▸ **The problem**: Quote exactly the lines running from the line with "Transcribe the text in this document." to the end of the entries, including both, and nothing else.

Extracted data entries

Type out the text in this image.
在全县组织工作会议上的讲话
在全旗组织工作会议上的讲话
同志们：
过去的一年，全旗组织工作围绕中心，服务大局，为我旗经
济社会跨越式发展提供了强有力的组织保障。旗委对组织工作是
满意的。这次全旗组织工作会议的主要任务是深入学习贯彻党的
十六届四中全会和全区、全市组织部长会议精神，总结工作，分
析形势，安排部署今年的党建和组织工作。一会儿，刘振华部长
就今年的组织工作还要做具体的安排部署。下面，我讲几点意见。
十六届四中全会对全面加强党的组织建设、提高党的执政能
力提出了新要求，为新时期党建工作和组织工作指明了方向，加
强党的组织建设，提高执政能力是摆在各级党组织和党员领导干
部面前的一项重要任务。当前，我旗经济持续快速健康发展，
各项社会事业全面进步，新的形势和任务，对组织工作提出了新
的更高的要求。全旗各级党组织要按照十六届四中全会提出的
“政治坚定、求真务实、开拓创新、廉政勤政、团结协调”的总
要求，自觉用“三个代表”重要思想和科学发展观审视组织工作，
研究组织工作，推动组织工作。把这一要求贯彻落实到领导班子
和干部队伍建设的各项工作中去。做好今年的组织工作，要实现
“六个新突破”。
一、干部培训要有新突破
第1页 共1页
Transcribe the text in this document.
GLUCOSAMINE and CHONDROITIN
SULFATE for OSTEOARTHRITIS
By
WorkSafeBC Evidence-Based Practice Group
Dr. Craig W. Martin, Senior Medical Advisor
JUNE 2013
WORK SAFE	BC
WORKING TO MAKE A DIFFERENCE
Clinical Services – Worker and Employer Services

▸ **Full output**:
Transcribe the text in this document.
GLUCOSAMINE and CHONDROITIN
SULFATE for OSTEOARTHRITIS
By
WorkSafeBC Evidence-Based Practice Group
Dr. Craig W. Martin, Senior Medical Advisor
JUNE 2013
WORK SAFE	BC
WORKING TO MAKE A DIFFERENCE
Clinical Services – Worker and Employer Services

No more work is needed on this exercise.